• What you should do
Retype all of the entries word for word.
:: Records for this task ::
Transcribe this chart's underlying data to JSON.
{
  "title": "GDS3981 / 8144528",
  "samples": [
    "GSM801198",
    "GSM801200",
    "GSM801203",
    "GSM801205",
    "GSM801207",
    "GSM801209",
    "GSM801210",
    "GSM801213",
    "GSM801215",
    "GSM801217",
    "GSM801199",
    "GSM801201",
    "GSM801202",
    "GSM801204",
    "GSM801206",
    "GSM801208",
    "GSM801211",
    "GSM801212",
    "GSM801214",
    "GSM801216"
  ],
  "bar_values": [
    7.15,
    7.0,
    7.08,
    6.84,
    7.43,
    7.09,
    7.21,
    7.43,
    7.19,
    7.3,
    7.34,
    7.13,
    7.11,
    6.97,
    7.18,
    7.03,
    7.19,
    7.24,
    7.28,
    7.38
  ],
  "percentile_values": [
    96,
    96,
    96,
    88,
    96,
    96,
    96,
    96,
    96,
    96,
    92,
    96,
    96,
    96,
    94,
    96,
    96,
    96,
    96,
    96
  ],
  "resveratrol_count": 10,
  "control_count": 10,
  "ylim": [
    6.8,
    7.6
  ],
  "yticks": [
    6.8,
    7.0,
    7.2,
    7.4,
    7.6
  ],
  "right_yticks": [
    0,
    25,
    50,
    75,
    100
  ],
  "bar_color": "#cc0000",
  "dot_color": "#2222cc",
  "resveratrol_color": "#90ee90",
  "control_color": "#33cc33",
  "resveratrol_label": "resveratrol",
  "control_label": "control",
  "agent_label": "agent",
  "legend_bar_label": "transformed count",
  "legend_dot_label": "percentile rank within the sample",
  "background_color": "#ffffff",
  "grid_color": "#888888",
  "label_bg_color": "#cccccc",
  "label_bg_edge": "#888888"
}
:::
• Full output
Transcribe this chart's underlying data to JSON.
{
  "title": "GDS3981 / 8144528",
  "samples": [
    "GSM801198",
    "GSM801200",
    "GSM801203",
    "GSM801205",
    "GSM801207",
    "GSM801209",
    "GSM801210",
    "GSM801213",
    "GSM801215",
    "GSM801217",
    "GSM801199",
    "GSM801201",
    "GSM801202",
    "GSM801204",
    "GSM801206",
    "GSM801208",
    "GSM801211",
    "GSM801212",
    "GSM801214",
    "GSM801216"
  ],
  "bar_values": [
    7.15,
    7.0,
    7.08,
    6.84,
    7.43,
    7.09,
    7.21,
    7.43,
    7.19,
    7.3,
    7.34,
    7.13,
    7.11,
    6.97,
    7.18,
    7.03,
    7.19,
    7.24,
    7.28,
    7.38
  ],
  "percentile_values": [
    96,
    96,
    96,
    88,
    96,
    96,
    96,
    96,
    96,
    96,
    92,
    96,
    96,
    96,
    94,
    96,
    96,
    96,
    96,
    96
  ],
  "resveratrol_count": 10,
  "control_count": 10,
  "ylim": [
    6.8,
    7.6
  ],
  "yticks": [
    6.8,
    7.0,
    7.2,
    7.4,
    7.6
  ],
  "right_yticks": [
    0,
    25,
    50,
    75,
    100
  ],
  "bar_color": "#cc0000",
  "dot_color": "#2222cc",
  "resveratrol_color": "#90ee90",
  "control_color": "#33cc33",
  "resveratrol_label": "resveratrol",
  "control_label": "control",
  "agent_label": "agent",
  "legend_bar_label": "transformed count",
  "legend_dot_label": "percentile rank within the sample",
  "background_color": "#ffffff",
  "grid_color": "#888888",
  "label_bg_color": "#cccccc",
  "label_bg_edge": "#888888"
}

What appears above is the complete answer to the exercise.